# WHAT YOU NEED TO DO:
Reply only with how many lines contain the word "categories".

# ITEMS:
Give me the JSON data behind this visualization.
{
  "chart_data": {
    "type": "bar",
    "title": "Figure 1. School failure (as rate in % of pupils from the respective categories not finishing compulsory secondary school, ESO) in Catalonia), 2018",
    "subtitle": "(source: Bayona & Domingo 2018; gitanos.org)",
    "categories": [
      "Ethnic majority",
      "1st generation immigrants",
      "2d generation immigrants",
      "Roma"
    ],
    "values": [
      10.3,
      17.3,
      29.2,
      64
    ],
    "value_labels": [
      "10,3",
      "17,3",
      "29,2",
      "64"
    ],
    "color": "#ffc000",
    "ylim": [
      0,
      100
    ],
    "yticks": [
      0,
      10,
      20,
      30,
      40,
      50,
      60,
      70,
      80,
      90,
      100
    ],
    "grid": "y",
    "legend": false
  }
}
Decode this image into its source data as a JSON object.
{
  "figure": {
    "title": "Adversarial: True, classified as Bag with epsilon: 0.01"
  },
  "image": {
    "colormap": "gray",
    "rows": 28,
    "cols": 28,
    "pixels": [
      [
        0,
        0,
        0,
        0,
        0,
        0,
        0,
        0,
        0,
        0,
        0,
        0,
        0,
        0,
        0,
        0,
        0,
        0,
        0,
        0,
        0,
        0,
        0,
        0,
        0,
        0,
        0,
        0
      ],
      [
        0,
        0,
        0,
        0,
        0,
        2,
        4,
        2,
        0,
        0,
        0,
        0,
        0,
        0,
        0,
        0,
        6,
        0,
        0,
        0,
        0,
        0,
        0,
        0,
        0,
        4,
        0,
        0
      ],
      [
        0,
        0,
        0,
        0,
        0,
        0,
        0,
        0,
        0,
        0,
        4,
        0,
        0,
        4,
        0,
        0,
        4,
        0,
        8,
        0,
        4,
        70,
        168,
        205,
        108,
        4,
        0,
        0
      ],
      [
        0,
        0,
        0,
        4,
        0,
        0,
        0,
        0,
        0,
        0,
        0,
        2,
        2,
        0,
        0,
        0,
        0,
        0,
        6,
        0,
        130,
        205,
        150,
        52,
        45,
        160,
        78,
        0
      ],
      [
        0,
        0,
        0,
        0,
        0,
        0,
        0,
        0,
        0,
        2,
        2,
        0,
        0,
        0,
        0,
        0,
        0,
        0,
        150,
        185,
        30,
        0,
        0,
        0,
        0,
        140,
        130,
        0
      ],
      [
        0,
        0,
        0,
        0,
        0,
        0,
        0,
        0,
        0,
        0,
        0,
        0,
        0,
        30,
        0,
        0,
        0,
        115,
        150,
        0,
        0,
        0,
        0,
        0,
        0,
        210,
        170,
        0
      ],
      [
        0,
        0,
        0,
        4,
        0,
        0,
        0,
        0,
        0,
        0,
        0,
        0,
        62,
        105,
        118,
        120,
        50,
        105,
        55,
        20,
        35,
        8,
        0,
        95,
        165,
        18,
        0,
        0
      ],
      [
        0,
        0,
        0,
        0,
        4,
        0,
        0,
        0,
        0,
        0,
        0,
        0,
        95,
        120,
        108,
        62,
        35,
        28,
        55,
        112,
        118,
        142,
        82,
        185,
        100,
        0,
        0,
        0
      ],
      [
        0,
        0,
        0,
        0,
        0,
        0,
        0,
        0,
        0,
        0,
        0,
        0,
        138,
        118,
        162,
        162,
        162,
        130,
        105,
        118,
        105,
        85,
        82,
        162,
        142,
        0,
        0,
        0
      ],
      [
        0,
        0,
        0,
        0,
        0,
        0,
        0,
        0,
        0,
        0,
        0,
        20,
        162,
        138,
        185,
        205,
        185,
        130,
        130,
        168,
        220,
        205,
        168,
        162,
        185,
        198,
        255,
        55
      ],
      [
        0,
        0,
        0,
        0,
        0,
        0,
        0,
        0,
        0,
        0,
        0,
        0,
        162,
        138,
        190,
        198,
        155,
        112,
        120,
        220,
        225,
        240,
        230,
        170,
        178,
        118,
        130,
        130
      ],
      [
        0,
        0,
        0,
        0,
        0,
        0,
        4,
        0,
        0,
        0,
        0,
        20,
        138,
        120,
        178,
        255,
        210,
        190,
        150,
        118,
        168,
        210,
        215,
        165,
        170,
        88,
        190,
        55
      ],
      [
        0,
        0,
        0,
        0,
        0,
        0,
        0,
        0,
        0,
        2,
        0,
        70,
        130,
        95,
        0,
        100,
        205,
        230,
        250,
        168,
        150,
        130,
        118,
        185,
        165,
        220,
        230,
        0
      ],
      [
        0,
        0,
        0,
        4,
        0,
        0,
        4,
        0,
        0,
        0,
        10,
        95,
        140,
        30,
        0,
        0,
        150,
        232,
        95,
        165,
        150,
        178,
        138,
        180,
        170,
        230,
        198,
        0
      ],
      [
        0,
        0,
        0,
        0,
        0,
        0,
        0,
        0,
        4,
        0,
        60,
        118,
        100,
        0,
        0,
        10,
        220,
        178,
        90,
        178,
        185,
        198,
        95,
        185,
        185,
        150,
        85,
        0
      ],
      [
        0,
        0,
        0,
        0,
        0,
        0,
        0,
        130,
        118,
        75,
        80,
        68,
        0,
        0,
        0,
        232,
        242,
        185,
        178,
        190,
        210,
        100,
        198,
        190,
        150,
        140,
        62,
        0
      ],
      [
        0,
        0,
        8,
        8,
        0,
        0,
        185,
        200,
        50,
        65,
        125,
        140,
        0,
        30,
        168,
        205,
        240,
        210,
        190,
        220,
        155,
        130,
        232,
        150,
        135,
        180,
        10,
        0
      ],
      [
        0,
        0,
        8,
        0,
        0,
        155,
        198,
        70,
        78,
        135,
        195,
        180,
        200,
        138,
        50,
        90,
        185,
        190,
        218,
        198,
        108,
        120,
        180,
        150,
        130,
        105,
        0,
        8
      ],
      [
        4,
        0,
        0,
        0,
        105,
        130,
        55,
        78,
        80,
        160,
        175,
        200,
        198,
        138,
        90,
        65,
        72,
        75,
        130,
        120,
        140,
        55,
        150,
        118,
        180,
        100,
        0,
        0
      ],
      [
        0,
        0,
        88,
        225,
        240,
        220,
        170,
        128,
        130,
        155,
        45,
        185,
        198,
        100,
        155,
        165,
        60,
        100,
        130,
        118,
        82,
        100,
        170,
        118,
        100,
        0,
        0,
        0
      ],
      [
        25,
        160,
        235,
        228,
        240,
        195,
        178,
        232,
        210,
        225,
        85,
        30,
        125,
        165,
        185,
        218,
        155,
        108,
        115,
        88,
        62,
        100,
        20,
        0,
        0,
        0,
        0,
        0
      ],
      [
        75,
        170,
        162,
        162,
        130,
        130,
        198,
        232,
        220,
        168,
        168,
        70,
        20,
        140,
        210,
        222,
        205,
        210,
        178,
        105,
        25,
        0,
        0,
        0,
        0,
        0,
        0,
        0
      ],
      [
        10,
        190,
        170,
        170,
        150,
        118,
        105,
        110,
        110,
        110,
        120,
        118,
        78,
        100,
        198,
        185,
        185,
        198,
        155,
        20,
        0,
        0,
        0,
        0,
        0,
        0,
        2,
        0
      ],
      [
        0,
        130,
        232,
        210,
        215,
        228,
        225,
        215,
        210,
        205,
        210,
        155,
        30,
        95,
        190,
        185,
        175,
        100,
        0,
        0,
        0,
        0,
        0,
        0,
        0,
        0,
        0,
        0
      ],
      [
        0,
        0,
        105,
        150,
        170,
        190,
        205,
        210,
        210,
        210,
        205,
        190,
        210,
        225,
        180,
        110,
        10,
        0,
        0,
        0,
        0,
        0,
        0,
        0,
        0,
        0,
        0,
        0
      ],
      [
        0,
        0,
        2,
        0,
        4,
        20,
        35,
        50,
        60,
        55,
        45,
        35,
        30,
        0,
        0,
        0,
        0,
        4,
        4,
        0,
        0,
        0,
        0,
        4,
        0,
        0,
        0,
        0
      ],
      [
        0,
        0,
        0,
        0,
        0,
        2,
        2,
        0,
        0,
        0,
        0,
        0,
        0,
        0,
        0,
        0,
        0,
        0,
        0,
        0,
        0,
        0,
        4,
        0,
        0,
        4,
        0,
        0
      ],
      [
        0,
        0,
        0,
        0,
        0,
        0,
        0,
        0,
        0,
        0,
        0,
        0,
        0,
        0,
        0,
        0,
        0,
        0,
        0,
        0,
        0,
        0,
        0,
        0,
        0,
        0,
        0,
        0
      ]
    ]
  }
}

# SOLUTION TO THIS EXERCISE:
2